=== Texto de referencia ===
· · · · ·
Saludos compas y si *QU*iero realizar un walkie en 27 pero utilizando un ne612 como seria la etapa se sintonizacion es decir el circuito de antena con su respectivas bobinas de entrada con respecto al oscilador no me pierdo o puedo usar un mesclador a diodos para no utilizar el integrado pero si necesito alguna idea para el circuito de entrada de antena este circuito creo que modularia en DSB (doble banda lateral) si no estoy equivocado y si tambien podre usar el mismo circuito de entrada como salida a la antena. gracias antemano



He encontrado este circuito que puede servir de base para realizar la etapa de antena pero mejor esperare opiniones Saludos a todos.
http://lu1ar.blogspot.com/2012/11/el-transceptor-dsb-para-50-mhz-de-lu1ar.html


----------



## HERRYGIANMARCOS (May 26, 2019)

tendras el circuito?


----------



## Fogonazo (May 26, 2019)

HERRYGIANMARCOS dijo:


> tendras el circuito?



¿ Para quién es la pregunta ?


----------



## DON ZK (Jun 28, 2021)

DJ DRACO dijo:


> Holas buenas...vuelvo a este post con algún aporte....buscando encontré varios circuitos de walkie talkie y bueno, quería dejarlos aquí y ver que opinan...
> 
> yo en particular me estoy armando el mini walkie talkie...si funciona como corresponde se los jaré saber...
> 
> ...


Interesante, ya lo descargué el rar.
Me quedó la duda del xrf, ¿ese cómo lo consigo? El símbolo lo desconozco.
¿Alguien me puede orientar cómo se llama ese componente? XRF


----------



## crimson (Jun 28, 2021)

Hola DON ZK ese componente es una inductancia moldeada tipo choke de 100 microhenrios, tipo:








						Bobina Choque Axial 100uhy 10% X 5 Unidades - $ 139,99
					

******************************************************** SDV ELECTRÓNICA ***********************************************************---ACEPTAMOS MERCADOPAGO Y MERCADOENVIOS.---FACTURAS A Y B.**************************************---SABÍAS QUE PODÉS COMPRAR VARIOS PRODUCTOS Y ENVIARLO EN UN SÓLO...




					articulo.mercadolibre.com.ar
				



Saludos C


----------



## DON ZK (Jun 28, 2021)

crimson dijo:


> Hola DON ZK ese componente es una inductancia moldeada tipo choke de 100 microhenrios, tipo:
> 
> 
> 
> ...


Gracias brother, veo en la imagen que es parecida a una resistencia.
· · · · ·
=== Extractos de datos ===
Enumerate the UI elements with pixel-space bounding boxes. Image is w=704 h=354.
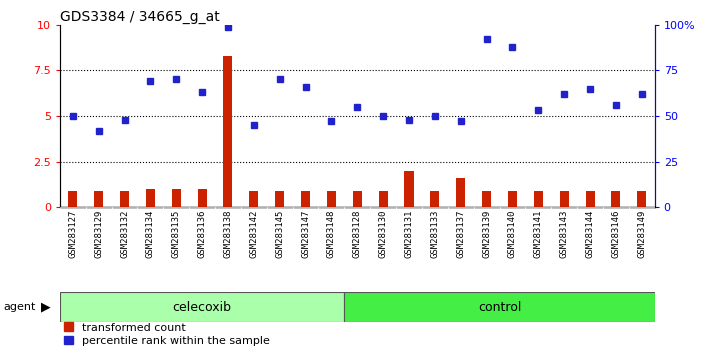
· · · · ·
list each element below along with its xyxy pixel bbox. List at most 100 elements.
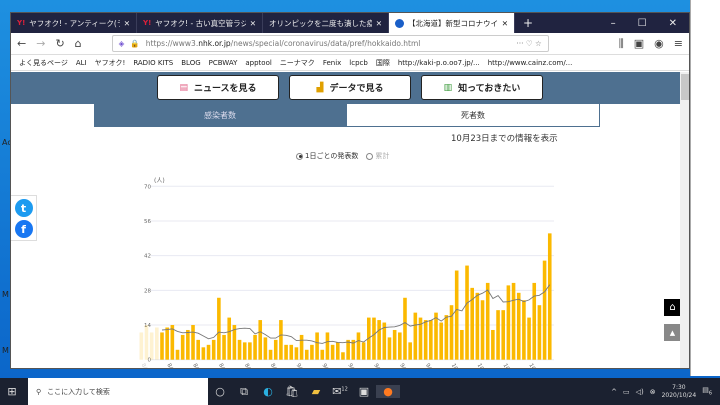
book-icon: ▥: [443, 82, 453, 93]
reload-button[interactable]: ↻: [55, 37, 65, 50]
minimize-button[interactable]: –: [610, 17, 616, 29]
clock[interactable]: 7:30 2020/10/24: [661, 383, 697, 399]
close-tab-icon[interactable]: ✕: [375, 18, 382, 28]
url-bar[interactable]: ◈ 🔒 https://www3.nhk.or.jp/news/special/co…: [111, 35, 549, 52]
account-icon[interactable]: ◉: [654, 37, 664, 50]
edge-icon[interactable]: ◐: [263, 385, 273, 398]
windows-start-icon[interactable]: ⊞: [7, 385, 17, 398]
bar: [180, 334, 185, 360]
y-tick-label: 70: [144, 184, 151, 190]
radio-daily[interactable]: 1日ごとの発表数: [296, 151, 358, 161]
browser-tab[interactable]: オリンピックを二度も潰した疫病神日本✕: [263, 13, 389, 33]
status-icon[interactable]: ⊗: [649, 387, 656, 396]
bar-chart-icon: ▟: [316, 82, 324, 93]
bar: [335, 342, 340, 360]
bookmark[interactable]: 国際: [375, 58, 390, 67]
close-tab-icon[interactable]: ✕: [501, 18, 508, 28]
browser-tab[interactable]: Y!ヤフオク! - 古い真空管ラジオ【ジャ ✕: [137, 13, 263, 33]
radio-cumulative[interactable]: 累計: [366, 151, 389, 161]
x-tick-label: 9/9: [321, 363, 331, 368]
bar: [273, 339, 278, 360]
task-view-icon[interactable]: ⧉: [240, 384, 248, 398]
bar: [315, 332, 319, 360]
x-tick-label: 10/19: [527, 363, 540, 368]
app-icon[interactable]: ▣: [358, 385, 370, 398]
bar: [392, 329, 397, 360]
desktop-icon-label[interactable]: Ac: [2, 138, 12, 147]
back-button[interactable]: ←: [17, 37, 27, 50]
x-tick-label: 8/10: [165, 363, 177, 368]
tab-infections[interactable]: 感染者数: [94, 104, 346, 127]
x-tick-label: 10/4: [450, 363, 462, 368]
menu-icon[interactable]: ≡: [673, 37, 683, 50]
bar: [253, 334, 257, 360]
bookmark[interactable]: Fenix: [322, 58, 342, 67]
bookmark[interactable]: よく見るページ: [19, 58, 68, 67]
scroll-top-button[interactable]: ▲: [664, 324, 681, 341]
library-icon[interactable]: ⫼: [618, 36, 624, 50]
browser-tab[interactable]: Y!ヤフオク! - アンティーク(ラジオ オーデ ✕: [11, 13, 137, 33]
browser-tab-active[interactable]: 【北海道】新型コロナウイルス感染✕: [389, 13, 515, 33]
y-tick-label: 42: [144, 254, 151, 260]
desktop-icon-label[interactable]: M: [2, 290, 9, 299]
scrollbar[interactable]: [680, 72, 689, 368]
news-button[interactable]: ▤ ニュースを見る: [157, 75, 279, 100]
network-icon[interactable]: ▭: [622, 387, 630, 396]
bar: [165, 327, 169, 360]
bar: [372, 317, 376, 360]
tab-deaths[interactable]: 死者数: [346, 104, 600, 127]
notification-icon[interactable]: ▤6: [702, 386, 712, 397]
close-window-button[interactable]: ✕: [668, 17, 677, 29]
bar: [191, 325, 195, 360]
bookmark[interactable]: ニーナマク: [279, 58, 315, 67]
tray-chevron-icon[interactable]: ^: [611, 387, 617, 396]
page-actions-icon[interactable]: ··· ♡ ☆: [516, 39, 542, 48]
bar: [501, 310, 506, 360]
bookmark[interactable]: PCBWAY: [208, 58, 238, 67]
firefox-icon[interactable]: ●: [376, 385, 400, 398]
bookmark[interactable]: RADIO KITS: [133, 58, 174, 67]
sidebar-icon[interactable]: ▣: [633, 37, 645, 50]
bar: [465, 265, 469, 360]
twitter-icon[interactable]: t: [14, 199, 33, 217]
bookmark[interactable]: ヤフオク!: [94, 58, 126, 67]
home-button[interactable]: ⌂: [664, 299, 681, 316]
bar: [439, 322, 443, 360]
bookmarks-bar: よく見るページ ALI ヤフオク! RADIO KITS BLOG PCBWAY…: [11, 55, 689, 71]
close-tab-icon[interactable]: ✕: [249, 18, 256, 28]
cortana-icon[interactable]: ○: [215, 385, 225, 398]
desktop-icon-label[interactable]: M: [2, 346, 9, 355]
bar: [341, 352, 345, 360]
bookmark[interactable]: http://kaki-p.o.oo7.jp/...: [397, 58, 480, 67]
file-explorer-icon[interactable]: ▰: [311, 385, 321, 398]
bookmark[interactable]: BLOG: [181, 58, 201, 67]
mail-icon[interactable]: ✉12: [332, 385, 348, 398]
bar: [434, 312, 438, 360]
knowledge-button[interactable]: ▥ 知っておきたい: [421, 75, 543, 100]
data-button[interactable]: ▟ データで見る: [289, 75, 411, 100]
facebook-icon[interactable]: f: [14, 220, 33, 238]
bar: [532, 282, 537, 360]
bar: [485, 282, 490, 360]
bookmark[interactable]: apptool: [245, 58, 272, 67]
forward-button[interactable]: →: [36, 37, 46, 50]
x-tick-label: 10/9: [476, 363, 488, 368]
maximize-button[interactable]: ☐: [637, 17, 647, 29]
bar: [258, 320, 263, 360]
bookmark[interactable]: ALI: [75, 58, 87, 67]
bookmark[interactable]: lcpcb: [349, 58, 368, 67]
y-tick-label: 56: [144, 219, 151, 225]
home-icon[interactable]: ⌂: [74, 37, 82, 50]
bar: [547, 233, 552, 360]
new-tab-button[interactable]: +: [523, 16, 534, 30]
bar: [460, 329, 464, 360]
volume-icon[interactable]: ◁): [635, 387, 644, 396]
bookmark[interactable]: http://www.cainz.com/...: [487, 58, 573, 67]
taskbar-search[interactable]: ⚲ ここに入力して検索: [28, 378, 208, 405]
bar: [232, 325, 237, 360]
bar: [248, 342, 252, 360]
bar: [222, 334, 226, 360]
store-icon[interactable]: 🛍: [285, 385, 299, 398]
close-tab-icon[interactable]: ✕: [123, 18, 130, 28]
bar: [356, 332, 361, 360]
· · · · ·
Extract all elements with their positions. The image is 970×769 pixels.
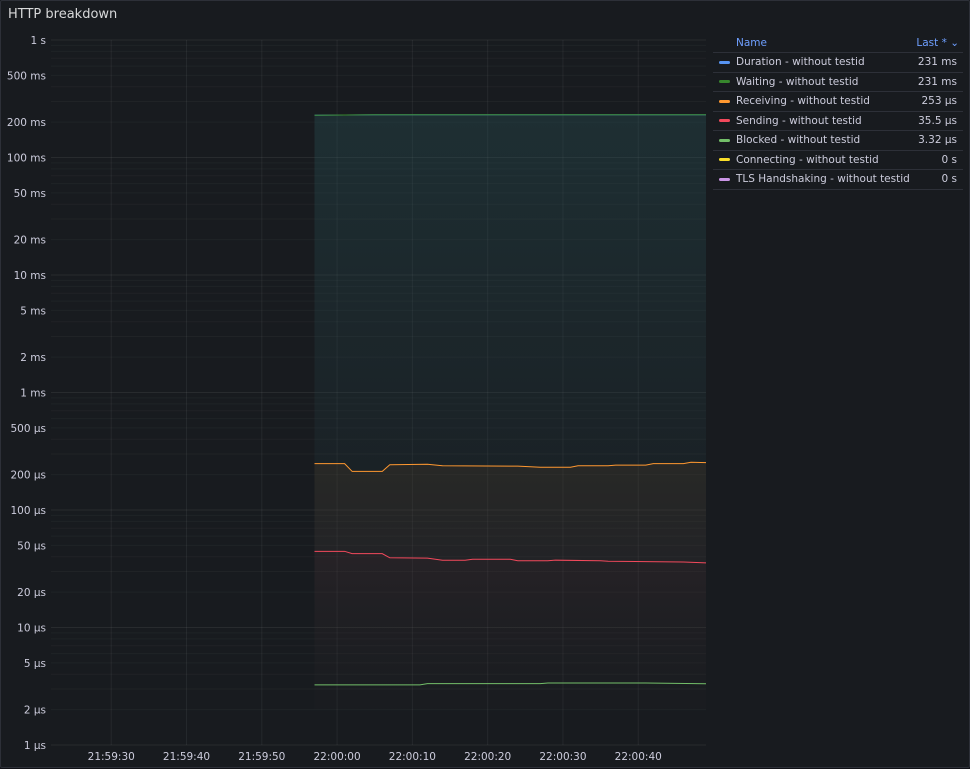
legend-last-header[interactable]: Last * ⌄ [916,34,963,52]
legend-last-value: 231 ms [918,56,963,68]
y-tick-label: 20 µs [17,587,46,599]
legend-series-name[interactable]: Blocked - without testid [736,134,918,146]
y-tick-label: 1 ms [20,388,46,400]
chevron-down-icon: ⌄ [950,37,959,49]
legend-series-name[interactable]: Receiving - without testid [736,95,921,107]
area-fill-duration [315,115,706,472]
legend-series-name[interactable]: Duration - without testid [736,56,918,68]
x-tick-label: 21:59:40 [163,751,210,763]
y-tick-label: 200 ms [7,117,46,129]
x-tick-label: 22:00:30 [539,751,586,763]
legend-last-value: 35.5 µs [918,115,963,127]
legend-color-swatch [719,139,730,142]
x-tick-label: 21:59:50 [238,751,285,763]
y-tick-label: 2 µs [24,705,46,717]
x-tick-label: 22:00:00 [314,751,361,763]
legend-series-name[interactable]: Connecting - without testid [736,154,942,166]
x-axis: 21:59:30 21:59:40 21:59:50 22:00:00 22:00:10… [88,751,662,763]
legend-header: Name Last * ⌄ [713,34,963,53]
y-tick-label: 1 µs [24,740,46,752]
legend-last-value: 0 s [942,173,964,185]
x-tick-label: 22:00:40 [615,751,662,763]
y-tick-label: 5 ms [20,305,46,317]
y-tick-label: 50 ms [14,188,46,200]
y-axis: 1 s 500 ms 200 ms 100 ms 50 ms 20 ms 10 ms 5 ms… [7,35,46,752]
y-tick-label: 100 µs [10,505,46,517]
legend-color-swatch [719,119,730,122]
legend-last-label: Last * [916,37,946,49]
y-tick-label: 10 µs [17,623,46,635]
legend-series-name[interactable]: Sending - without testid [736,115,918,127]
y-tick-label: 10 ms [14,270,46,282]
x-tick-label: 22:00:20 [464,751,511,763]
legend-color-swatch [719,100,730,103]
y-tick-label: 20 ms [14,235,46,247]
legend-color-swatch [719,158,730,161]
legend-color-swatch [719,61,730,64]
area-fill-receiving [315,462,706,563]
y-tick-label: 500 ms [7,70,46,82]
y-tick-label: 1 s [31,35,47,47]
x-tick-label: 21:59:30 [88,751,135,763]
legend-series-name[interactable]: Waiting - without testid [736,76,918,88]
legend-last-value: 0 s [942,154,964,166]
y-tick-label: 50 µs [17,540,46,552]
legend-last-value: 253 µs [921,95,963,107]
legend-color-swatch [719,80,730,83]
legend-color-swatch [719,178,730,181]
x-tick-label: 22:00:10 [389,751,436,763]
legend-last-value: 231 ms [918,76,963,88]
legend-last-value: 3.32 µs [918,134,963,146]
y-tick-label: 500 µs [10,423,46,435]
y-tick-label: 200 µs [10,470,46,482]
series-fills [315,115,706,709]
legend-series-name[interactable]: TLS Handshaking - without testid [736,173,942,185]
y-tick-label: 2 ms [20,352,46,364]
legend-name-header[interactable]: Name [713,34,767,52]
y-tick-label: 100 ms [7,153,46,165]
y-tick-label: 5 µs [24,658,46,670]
· · · · ·
=== Instrucciones ===
1. Copia del texto de referencia todo lo que va desde "Saludos compas y" hasta "HERRYGIANMARCOS (May 26, 2019)", renombrando "walkie" como "transceptor" cada vez que aparezca.
2. Responde, por favor, estas preguntas sobre el texto de referencia:
(a) ¿Qué integrado quiere utilizar quien abre el hilo para armar su walkie?
(b) ¿De cuántos microhenrios es la inductancia tipo choke que indica crimson?
(c) Según DON ZK, ¿a qué se parece ese componente en la imagen?

=== Respuestas ===
1.
Saludos compas y si *QU*iero realizar un transceptor en 27 pero utilizando un ne612 como seria la etapa se sintonizacion es decir el circuito de antena con su respectivas bobinas de entrada con respecto al oscilador no me pierdo o puedo usar un mesclador a diodos para no utilizar el integrado pero si necesito alguna idea para el circuito de entrada de antena este circuito creo que modularia en DSB (doble banda lateral) si no estoy equivocado y si tambien podre usar el mismo circuito de entrada como salida a la antena. gracias antemano



He encontrado este circuito que puede servir de base para realizar la etapa de antena pero mejor esperare opiniones Saludos a todos.
http://lu1ar.blogspot.com/2012/11/el-transceptor-dsb-para-50-mhz-de-lu1ar.html


----------



## HERRYGIANMARCOS (May 26, 2019)

2.
(a) Un ne612.
(b) De 100 microhenrios.
(c) A una resistencia.